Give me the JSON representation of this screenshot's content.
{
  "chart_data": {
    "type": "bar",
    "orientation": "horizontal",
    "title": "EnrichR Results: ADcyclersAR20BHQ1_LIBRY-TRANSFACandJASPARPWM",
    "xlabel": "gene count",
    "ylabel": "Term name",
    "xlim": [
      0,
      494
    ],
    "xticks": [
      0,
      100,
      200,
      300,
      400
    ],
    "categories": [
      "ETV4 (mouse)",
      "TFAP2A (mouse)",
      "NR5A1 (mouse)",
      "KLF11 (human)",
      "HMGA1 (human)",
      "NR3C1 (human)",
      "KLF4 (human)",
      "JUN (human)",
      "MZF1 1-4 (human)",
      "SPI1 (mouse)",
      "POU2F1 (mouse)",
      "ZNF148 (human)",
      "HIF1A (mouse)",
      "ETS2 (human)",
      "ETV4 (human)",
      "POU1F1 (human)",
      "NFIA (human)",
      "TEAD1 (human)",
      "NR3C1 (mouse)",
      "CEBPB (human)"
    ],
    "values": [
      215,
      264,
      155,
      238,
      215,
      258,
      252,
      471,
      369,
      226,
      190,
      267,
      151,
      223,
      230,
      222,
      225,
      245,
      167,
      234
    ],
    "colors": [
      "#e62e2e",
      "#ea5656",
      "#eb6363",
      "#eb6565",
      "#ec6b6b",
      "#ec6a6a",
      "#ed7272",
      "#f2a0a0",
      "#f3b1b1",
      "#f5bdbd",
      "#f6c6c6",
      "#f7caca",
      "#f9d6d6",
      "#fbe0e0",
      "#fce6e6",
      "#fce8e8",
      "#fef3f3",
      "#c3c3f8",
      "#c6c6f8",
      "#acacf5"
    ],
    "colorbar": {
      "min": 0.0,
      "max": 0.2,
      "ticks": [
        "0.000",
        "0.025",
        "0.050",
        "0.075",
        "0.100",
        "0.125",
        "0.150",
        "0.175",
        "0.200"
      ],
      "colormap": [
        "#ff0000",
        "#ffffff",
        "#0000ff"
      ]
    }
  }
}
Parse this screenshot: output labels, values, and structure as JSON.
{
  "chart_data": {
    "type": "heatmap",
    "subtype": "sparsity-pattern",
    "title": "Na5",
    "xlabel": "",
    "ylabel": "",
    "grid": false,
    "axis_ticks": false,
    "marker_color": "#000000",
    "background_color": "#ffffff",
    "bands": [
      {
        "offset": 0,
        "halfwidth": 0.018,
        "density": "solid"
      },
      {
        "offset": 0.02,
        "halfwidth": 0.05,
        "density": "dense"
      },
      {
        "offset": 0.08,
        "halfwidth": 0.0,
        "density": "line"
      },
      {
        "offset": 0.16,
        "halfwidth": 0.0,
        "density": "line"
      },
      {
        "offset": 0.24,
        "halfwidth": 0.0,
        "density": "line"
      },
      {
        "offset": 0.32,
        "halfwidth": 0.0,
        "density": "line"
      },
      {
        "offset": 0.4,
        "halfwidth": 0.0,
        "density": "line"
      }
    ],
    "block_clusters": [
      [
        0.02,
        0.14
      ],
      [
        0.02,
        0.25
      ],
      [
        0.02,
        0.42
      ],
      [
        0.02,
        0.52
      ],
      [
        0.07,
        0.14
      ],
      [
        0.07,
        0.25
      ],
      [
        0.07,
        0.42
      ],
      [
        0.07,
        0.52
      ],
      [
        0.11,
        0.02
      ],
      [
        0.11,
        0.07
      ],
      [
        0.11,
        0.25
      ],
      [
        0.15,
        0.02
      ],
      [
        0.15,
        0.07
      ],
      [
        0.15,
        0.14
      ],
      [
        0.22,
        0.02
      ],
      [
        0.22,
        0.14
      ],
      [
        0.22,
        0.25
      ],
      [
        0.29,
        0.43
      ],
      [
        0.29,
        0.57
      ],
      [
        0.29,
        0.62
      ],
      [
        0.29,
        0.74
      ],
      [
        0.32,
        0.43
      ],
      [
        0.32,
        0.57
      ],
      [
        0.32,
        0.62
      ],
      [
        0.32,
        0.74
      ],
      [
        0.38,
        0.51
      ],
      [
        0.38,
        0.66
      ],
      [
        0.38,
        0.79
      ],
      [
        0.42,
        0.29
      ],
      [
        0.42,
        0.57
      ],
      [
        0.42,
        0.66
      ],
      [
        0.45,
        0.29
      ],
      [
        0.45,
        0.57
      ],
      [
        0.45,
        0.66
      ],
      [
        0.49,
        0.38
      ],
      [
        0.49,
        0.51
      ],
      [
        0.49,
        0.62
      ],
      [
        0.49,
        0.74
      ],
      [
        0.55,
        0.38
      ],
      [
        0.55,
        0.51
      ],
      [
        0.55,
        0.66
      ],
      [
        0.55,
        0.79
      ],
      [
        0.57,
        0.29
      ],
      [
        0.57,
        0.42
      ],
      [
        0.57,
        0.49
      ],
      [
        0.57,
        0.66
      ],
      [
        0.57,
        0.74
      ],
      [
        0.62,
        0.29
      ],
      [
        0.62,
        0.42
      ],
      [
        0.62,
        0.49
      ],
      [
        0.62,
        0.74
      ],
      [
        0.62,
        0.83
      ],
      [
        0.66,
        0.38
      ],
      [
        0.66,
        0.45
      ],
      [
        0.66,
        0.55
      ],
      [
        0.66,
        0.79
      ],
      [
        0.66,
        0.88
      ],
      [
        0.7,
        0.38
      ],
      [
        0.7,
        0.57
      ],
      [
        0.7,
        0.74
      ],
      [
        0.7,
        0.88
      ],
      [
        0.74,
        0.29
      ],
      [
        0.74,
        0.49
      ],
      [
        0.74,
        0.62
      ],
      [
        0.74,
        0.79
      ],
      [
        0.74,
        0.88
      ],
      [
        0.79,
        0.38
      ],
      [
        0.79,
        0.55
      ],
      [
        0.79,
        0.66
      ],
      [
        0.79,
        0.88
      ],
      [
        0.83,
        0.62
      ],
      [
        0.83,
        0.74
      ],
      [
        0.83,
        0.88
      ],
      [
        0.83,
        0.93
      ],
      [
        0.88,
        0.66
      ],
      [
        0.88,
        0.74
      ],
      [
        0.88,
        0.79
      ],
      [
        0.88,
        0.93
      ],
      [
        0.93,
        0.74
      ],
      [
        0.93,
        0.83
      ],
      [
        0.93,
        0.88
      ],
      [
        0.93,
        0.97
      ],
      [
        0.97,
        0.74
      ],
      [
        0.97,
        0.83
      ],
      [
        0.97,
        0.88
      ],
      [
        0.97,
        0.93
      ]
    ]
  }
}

::::::::::

* _Directions_
Repeat the entries above exactly, leaving nothing out.

* _Answer to the problem_
Give me the JSON representation of this screenshot's content.
{
  "chart_data": {
    "type": "bar",
    "orientation": "horizontal",
    "title": "EnrichR Results: ADcyclersAR20BHQ1_LIBRY-TRANSFACandJASPARPWM",
    "xlabel": "gene count",
    "ylabel": "Term name",
    "xlim": [
      0,
      494
    ],
    "xticks": [
      0,
      100,
      200,
      300,
      400
    ],
    "categories": [
      "ETV4 (mouse)",
      "TFAP2A (mouse)",
      "NR5A1 (mouse)",
      "KLF11 (human)",
      "HMGA1 (human)",
      "NR3C1 (human)",
      "KLF4 (human)",
      "JUN (human)",
      "MZF1 1-4 (human)",
      "SPI1 (mouse)",
      "POU2F1 (mouse)",
      "ZNF148 (human)",
      "HIF1A (mouse)",
      "ETS2 (human)",
      "ETV4 (human)",
      "POU1F1 (human)",
      "NFIA (human)",
      "TEAD1 (human)",
      "NR3C1 (mouse)",
      "CEBPB (human)"
    ],
    "values": [
      215,
      264,
      155,
      238,
      215,
      258,
      252,
      471,
      369,
      226,
      190,
      267,
      151,
      223,
      230,
      222,
      225,
      245,
      167,
      234
    ],
    "colors": [
      "#e62e2e",
      "#ea5656",
      "#eb6363",
      "#eb6565",
      "#ec6b6b",
      "#ec6a6a",
      "#ed7272",
      "#f2a0a0",
      "#f3b1b1",
      "#f5bdbd",
      "#f6c6c6",
      "#f7caca",
      "#f9d6d6",
      "#fbe0e0",
      "#fce6e6",
      "#fce8e8",
      "#fef3f3",
      "#c3c3f8",
      "#c6c6f8",
      "#acacf5"
    ],
    "colorbar": {
      "min": 0.0,
      "max": 0.2,
      "ticks": [
        "0.000",
        "0.025",
        "0.050",
        "0.075",
        "0.100",
        "0.125",
        "0.150",
        "0.175",
        "0.200"
      ],
      "colormap": [
        "#ff0000",
        "#ffffff",
        "#0000ff"
      ]
    }
  }
}
Parse this screenshot: output labels, values, and structure as JSON.
{
  "chart_data": {
    "type": "heatmap",
    "subtype": "sparsity-pattern",
    "title": "Na5",
    "xlabel": "",
    "ylabel": "",
    "grid": false,
    "axis_ticks": false,
    "marker_color": "#000000",
    "background_color": "#ffffff",
    "bands": [
      {
        "offset": 0,
        "halfwidth": 0.018,
        "density": "solid"
      },
      {
        "offset": 0.02,
        "halfwidth": 0.05,
        "density": "dense"
      },
      {
        "offset": 0.08,
        "halfwidth": 0.0,
        "density": "line"
      },
      {
        "offset": 0.16,
        "halfwidth": 0.0,
        "density": "line"
      },
      {
        "offset": 0.24,
        "halfwidth": 0.0,
        "density": "line"
      },
      {
        "offset": 0.32,
        "halfwidth": 0.0,
        "density": "line"
      },
      {
        "offset": 0.4,
        "halfwidth": 0.0,
        "density": "line"
      }
    ],
    "block_clusters": [
      [
        0.02,
        0.14
      ],
      [
        0.02,
        0.25
      ],
      [
        0.02,
        0.42
      ],
      [
        0.02,
        0.52
      ],
      [
        0.07,
        0.14
      ],
      [
        0.07,
        0.25
      ],
      [
        0.07,
        0.42
      ],
      [
        0.07,
        0.52
      ],
      [
        0.11,
        0.02
      ],
      [
        0.11,
        0.07
      ],
      [
        0.11,
        0.25
      ],
      [
        0.15,
        0.02
      ],
      [
        0.15,
        0.07
      ],
      [
        0.15,
        0.14
      ],
      [
        0.22,
        0.02
      ],
      [
        0.22,
        0.14
      ],
      [
        0.22,
        0.25
      ],
      [
        0.29,
        0.43
      ],
      [
        0.29,
        0.57
      ],
      [
        0.29,
        0.62
      ],
      [
        0.29,
        0.74
      ],
      [
        0.32,
        0.43
      ],
      [
        0.32,
        0.57
      ],
      [
        0.32,
        0.62
      ],
      [
        0.32,
        0.74
      ],
      [
        0.38,
        0.51
      ],
      [
        0.38,
        0.66
      ],
      [
        0.38,
        0.79
      ],
      [
        0.42,
        0.29
      ],
      [
        0.42,
        0.57
      ],
      [
        0.42,
        0.66
      ],
      [
        0.45,
        0.29
      ],
      [
        0.45,
        0.57
      ],
      [
        0.45,
        0.66
      ],
      [
        0.49,
        0.38
      ],
      [
        0.49,
        0.51
      ],
      [
        0.49,
        0.62
      ],
      [
        0.49,
        0.74
      ],
      [
        0.55,
        0.38
      ],
      [
        0.55,
        0.51
      ],
      [
        0.55,
        0.66
      ],
      [
        0.55,
        0.79
      ],
      [
        0.57,
        0.29
      ],
      [
        0.57,
        0.42
      ],
      [
        0.57,
        0.49
      ],
      [
        0.57,
        0.66
      ],
      [
        0.57,
        0.74
      ],
      [
        0.62,
        0.29
      ],
      [
        0.62,
        0.42
      ],
      [
        0.62,
        0.49
      ],
      [
        0.62,
        0.74
      ],
      [
        0.62,
        0.83
      ],
      [
        0.66,
        0.38
      ],
      [
        0.66,
        0.45
      ],
      [
        0.66,
        0.55
      ],
      [
        0.66,
        0.79
      ],
      [
        0.66,
        0.88
      ],
      [
        0.7,
        0.38
      ],
      [
        0.7,
        0.57
      ],
      [
        0.7,
        0.74
      ],
      [
        0.7,
        0.88
      ],
      [
        0.74,
        0.29
      ],
      [
        0.74,
        0.49
      ],
      [
        0.74,
        0.62
      ],
      [
        0.74,
        0.79
      ],
      [
        0.74,
        0.88
      ],
      [
        0.79,
        0.38
      ],
      [
        0.79,
        0.55
      ],
      [
        0.79,
        0.66
      ],
      [
        0.79,
        0.88
      ],
      [
        0.83,
        0.62
      ],
      [
        0.83,
        0.74
      ],
      [
        0.83,
        0.88
      ],
      [
        0.83,
        0.93
      ],
      [
        0.88,
        0.66
      ],
      [
        0.88,
        0.74
      ],
      [
        0.88,
        0.79
      ],
      [
        0.88,
        0.93
      ],
      [
        0.93,
        0.74
      ],
      [
        0.93,
        0.83
      ],
      [
        0.93,
        0.88
      ],
      [
        0.93,
        0.97
      ],
      [
        0.97,
        0.74
      ],
      [
        0.97,
        0.83
      ],
      [
        0.97,
        0.88
      ],
      [
        0.97,
        0.93
      ]
    ]
  }
}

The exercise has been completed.